[Extracts from a graphics dataset]
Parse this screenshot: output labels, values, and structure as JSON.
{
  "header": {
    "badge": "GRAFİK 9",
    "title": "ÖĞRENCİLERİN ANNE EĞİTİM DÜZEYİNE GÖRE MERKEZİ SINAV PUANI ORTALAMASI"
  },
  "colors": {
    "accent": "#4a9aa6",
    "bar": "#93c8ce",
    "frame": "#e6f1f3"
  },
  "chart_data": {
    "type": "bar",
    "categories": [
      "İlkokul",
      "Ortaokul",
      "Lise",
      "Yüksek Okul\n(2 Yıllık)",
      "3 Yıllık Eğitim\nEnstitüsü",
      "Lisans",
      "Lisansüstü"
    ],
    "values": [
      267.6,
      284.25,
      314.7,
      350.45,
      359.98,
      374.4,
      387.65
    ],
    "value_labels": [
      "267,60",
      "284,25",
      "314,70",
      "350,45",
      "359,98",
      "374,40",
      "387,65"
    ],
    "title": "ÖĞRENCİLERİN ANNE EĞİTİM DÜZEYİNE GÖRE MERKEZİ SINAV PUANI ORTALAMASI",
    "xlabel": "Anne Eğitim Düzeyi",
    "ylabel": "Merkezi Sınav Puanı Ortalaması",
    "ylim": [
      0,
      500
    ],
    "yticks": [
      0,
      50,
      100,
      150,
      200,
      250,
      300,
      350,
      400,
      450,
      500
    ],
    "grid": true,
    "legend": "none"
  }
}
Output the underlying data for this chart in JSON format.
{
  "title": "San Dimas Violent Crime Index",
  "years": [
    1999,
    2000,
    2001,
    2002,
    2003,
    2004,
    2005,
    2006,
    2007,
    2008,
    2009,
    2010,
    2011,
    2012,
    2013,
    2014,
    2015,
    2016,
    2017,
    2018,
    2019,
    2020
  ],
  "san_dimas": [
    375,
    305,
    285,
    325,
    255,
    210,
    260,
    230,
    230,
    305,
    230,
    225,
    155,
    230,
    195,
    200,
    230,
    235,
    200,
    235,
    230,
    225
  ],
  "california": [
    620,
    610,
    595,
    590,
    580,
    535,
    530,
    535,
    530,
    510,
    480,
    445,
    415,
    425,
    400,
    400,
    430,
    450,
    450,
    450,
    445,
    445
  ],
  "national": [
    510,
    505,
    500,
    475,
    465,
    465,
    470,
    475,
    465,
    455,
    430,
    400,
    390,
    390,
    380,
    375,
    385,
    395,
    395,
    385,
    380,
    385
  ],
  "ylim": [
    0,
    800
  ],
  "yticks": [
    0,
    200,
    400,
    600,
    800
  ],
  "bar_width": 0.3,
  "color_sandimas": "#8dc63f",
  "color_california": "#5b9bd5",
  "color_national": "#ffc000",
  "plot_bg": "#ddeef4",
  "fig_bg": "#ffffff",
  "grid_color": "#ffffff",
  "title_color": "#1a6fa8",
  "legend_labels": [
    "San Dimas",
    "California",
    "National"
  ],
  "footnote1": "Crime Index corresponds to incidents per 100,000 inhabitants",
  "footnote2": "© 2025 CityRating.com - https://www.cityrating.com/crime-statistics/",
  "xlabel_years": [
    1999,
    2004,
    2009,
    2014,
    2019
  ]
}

== GOAL OF THE EXERCISE ==
From the "Output the underlying" line to the close of the listing, restate each line word for word.

== FULL ANSWER ==
Output the underlying data for this chart in JSON format.
{
  "title": "San Dimas Violent Crime Index",
  "years": [
    1999,
    2000,
    2001,
    2002,
    2003,
    2004,
    2005,
    2006,
    2007,
    2008,
    2009,
    2010,
    2011,
    2012,
    2013,
    2014,
    2015,
    2016,
    2017,
    2018,
    2019,
    2020
  ],
  "san_dimas": [
    375,
    305,
    285,
    325,
    255,
    210,
    260,
    230,
    230,
    305,
    230,
    225,
    155,
    230,
    195,
    200,
    230,
    235,
    200,
    235,
    230,
    225
  ],
  "california": [
    620,
    610,
    595,
    590,
    580,
    535,
    530,
    535,
    530,
    510,
    480,
    445,
    415,
    425,
    400,
    400,
    430,
    450,
    450,
    450,
    445,
    445
  ],
  "national": [
    510,
    505,
    500,
    475,
    465,
    465,
    470,
    475,
    465,
    455,
    430,
    400,
    390,
    390,
    380,
    375,
    385,
    395,
    395,
    385,
    380,
    385
  ],
  "ylim": [
    0,
    800
  ],
  "yticks": [
    0,
    200,
    400,
    600,
    800
  ],
  "bar_width": 0.3,
  "color_sandimas": "#8dc63f",
  "color_california": "#5b9bd5",
  "color_national": "#ffc000",
  "plot_bg": "#ddeef4",
  "fig_bg": "#ffffff",
  "grid_color": "#ffffff",
  "title_color": "#1a6fa8",
  "legend_labels": [
    "San Dimas",
    "California",
    "National"
  ],
  "footnote1": "Crime Index corresponds to incidents per 100,000 inhabitants",
  "footnote2": "© 2025 CityRating.com - https://www.cityrating.com/crime-statistics/",
  "xlabel_years": [
    1999,
    2004,
    2009,
    2014,
    2019
  ]
}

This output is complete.